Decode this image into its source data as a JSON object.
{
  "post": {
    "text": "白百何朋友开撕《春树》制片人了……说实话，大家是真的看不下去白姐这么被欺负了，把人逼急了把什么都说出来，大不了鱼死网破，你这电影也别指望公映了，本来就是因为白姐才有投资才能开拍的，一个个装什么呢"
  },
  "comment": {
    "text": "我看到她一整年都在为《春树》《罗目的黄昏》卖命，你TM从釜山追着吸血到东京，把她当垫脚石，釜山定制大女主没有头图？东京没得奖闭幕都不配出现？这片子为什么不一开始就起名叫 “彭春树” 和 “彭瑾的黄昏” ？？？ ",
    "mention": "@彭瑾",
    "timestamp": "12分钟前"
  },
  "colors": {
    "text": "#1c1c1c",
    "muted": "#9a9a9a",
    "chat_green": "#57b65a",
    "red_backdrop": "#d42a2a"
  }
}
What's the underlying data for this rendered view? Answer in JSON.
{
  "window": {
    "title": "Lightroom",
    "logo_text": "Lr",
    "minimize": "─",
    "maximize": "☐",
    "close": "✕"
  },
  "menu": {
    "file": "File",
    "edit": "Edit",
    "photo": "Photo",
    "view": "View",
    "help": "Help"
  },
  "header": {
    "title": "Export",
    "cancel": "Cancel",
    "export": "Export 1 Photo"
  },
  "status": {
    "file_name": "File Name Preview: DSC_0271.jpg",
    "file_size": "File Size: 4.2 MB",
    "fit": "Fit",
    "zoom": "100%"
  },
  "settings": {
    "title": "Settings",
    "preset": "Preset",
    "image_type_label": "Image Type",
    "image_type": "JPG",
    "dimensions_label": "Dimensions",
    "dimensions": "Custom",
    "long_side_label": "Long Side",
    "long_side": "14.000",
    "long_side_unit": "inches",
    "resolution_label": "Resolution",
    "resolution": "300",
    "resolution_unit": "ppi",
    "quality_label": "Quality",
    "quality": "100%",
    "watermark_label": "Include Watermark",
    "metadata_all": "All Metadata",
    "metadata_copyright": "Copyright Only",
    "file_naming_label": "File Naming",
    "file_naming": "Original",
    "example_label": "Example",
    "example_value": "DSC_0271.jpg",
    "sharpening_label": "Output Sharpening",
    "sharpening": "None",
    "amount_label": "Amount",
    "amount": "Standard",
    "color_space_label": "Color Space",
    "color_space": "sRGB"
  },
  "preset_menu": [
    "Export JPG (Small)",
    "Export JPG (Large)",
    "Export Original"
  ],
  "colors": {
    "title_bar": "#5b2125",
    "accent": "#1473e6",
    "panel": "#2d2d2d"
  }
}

***

» **Exercise brief**
Extract each entry in full and write it down exactly.

» **Exercise result**
Decode this image into its source data as a JSON object.
{
  "post": {
    "text": "白百何朋友开撕《春树》制片人了……说实话，大家是真的看不下去白姐这么被欺负了，把人逼急了把什么都说出来，大不了鱼死网破，你这电影也别指望公映了，本来就是因为白姐才有投资才能开拍的，一个个装什么呢"
  },
  "comment": {
    "text": "我看到她一整年都在为《春树》《罗目的黄昏》卖命，你TM从釜山追着吸血到东京，把她当垫脚石，釜山定制大女主没有头图？东京没得奖闭幕都不配出现？这片子为什么不一开始就起名叫 “彭春树” 和 “彭瑾的黄昏” ？？？ ",
    "mention": "@彭瑾",
    "timestamp": "12分钟前"
  },
  "colors": {
    "text": "#1c1c1c",
    "muted": "#9a9a9a",
    "chat_green": "#57b65a",
    "red_backdrop": "#d42a2a"
  }
}
What's the underlying data for this rendered view? Answer in JSON.
{
  "window": {
    "title": "Lightroom",
    "logo_text": "Lr",
    "minimize": "─",
    "maximize": "☐",
    "close": "✕"
  },
  "menu": {
    "file": "File",
    "edit": "Edit",
    "photo": "Photo",
    "view": "View",
    "help": "Help"
  },
  "header": {
    "title": "Export",
    "cancel": "Cancel",
    "export": "Export 1 Photo"
  },
  "status": {
    "file_name": "File Name Preview: DSC_0271.jpg",
    "file_size": "File Size: 4.2 MB",
    "fit": "Fit",
    "zoom": "100%"
  },
  "settings": {
    "title": "Settings",
    "preset": "Preset",
    "image_type_label": "Image Type",
    "image_type": "JPG",
    "dimensions_label": "Dimensions",
    "dimensions": "Custom",
    "long_side_label": "Long Side",
    "long_side": "14.000",
    "long_side_unit": "inches",
    "resolution_label": "Resolution",
    "resolution": "300",
    "resolution_unit": "ppi",
    "quality_label": "Quality",
    "quality": "100%",
    "watermark_label": "Include Watermark",
    "metadata_all": "All Metadata",
    "metadata_copyright": "Copyright Only",
    "file_naming_label": "File Naming",
    "file_naming": "Original",
    "example_label": "Example",
    "example_value": "DSC_0271.jpg",
    "sharpening_label": "Output Sharpening",
    "sharpening": "None",
    "amount_label": "Amount",
    "amount": "Standard",
    "color_space_label": "Color Space",
    "color_space": "sRGB"
  },
  "preset_menu": [
    "Export JPG (Small)",
    "Export JPG (Large)",
    "Export Original"
  ],
  "colors": {
    "title_bar": "#5b2125",
    "accent": "#1473e6",
    "panel": "#2d2d2d"
  }
}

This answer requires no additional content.